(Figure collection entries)
______________________________

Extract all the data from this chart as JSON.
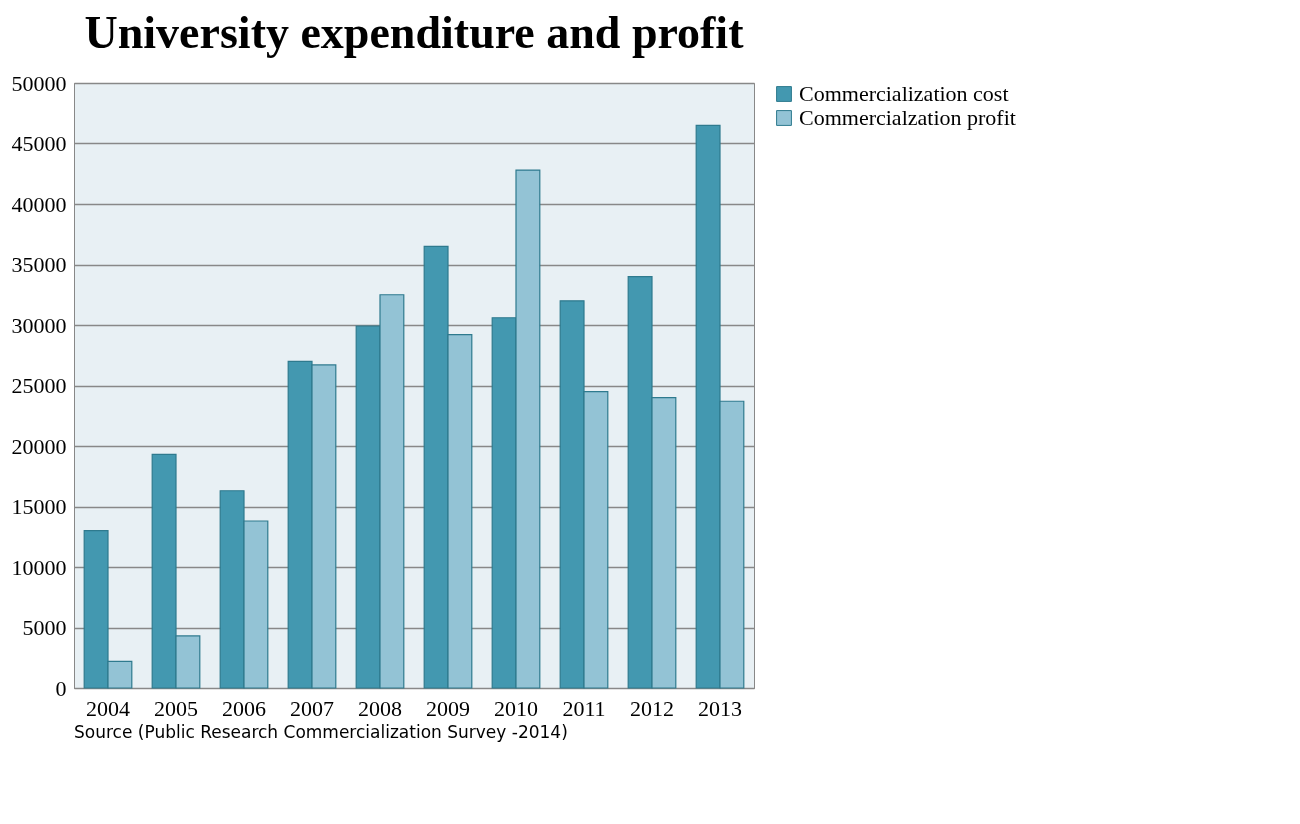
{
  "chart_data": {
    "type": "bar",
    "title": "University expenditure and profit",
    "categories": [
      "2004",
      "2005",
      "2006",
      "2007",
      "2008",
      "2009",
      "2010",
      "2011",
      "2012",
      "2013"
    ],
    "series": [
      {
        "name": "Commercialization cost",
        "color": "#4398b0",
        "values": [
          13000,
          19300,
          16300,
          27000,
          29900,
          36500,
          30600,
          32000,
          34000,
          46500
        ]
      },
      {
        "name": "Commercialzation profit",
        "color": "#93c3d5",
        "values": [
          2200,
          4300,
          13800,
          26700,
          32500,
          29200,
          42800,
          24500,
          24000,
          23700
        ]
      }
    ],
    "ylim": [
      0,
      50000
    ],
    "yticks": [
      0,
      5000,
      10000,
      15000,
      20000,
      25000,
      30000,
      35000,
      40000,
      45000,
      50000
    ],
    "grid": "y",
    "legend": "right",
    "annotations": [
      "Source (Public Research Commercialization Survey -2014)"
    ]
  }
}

______________________________

◆ Prompt: All entries must be written out again exactly as given, with no pictures in the copy.

◆ Task result:
Extract all the data from this chart as JSON.
{
  "chart_data": {
    "type": "bar",
    "title": "University expenditure and profit",
    "categories": [
      "2004",
      "2005",
      "2006",
      "2007",
      "2008",
      "2009",
      "2010",
      "2011",
      "2012",
      "2013"
    ],
    "series": [
      {
        "name": "Commercialization cost",
        "color": "#4398b0",
        "values": [
          13000,
          19300,
          16300,
          27000,
          29900,
          36500,
          30600,
          32000,
          34000,
          46500
        ]
      },
      {
        "name": "Commercialzation profit",
        "color": "#93c3d5",
        "values": [
          2200,
          4300,
          13800,
          26700,
          32500,
          29200,
          42800,
          24500,
          24000,
          23700
        ]
      }
    ],
    "ylim": [
      0,
      50000
    ],
    "yticks": [
      0,
      5000,
      10000,
      15000,
      20000,
      25000,
      30000,
      35000,
      40000,
      45000,
      50000
    ],
    "grid": "y",
    "legend": "right",
    "annotations": [
      "Source (Public Research Commercialization Survey -2014)"
    ]
  }
}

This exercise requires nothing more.